# [Problem requirements]
Identify the lines containing the word "from". Copy each one.

# [Extracted records]
-*-*-

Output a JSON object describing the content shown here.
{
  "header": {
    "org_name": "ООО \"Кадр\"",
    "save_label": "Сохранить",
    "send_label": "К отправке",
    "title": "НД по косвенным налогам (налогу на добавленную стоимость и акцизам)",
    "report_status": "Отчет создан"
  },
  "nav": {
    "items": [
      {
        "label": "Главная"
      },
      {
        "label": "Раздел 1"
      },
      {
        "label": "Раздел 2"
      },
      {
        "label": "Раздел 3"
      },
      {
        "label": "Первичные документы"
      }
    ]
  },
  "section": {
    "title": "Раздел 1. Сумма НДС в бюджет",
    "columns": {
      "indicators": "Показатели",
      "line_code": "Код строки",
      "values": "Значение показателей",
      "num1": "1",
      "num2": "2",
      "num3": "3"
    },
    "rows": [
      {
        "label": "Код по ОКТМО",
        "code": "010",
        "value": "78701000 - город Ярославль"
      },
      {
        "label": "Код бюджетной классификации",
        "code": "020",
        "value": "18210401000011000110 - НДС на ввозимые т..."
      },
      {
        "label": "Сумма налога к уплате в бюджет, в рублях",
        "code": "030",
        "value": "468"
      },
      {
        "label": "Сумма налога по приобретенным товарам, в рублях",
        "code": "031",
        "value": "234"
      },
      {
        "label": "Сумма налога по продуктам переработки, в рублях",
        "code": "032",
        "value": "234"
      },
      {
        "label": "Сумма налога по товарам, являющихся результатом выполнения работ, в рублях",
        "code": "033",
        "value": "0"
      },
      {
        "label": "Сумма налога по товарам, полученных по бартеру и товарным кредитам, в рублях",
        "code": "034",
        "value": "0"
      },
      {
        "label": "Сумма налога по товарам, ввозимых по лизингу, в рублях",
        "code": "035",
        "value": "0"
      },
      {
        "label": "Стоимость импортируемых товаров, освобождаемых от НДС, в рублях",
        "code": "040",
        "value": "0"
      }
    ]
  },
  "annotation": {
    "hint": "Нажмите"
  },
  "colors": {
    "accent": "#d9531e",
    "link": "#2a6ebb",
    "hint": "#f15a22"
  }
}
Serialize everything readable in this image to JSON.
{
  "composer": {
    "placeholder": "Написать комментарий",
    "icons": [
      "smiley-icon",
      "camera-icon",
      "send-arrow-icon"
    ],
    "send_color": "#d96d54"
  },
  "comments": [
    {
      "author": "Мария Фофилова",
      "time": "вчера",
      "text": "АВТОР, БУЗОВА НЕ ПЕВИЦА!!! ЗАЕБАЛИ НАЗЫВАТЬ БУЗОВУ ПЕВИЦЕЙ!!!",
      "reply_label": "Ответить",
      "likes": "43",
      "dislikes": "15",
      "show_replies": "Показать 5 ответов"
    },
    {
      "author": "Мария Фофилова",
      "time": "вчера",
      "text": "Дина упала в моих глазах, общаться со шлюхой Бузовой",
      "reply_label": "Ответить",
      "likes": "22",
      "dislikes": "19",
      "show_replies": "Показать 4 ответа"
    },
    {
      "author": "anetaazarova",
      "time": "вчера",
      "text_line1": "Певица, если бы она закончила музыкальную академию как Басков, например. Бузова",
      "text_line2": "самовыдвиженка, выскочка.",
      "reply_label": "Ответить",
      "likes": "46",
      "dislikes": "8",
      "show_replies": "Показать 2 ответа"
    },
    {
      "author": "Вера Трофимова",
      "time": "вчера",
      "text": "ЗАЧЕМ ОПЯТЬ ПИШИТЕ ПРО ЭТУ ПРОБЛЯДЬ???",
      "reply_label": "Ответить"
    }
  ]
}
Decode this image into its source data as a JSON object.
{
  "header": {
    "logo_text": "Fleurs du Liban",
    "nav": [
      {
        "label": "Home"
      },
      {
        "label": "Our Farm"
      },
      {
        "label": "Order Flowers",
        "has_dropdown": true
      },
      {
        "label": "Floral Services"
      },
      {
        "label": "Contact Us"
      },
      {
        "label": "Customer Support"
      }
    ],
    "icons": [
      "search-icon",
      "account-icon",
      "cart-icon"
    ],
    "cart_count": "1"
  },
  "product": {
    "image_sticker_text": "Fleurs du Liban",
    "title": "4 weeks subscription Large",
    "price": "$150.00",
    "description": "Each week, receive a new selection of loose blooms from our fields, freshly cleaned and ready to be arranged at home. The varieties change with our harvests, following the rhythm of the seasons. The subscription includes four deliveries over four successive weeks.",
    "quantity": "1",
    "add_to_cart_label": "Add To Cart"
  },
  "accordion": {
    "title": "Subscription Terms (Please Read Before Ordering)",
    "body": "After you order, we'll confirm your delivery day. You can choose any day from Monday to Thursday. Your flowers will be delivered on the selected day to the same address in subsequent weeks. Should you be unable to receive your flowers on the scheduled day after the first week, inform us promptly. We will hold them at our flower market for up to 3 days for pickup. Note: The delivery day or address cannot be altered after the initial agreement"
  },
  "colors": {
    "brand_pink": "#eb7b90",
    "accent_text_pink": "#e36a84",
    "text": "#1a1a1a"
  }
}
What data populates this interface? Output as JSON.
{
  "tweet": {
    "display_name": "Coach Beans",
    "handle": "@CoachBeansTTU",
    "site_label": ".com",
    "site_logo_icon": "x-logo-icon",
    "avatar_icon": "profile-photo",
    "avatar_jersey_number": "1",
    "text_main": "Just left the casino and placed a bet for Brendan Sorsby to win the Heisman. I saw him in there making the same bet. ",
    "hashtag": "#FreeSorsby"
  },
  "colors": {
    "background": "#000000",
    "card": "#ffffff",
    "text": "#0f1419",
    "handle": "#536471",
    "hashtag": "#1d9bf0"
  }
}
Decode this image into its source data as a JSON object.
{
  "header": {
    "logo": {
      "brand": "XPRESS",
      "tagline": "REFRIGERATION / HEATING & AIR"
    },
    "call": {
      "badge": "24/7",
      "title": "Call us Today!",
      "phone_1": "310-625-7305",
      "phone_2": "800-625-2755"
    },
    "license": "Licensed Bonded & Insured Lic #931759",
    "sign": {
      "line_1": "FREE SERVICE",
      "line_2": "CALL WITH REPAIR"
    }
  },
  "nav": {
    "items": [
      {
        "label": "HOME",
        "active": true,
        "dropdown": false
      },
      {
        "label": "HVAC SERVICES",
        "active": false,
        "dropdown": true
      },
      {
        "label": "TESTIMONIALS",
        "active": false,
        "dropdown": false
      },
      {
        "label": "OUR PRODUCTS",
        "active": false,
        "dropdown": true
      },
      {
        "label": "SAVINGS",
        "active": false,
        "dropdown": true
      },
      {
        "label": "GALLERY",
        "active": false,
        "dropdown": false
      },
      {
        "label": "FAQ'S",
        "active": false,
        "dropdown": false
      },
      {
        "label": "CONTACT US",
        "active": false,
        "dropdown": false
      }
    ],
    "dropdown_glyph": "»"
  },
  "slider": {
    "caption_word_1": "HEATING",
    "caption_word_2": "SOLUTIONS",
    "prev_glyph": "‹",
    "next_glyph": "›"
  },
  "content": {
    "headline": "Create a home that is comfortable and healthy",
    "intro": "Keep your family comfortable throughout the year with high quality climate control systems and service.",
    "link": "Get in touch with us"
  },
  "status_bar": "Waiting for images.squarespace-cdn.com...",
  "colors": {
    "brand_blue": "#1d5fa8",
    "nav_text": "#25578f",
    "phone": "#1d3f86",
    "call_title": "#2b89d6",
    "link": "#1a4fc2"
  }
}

-*-*-

# [Written response]
    "description": "Each week, receive a new selection of loose blooms from our fields, freshly cleaned and ready to be arranged at home. The varieties change with our harvests, following the rhythm of the seasons. The subscription includes four deliveries over four successive weeks.",
    "body": "After you order, we'll confirm your delivery day. You can choose any day from Monday to Thursday. Your flowers will be delivered on the selected day to the same address in subsequent weeks. Should you be unable to receive your flowers on the scheduled day after the first week, inform us promptly. We will hold them at our flower market for up to 3 days for pickup. Note: The delivery day or address cannot be altered after the initial agreement"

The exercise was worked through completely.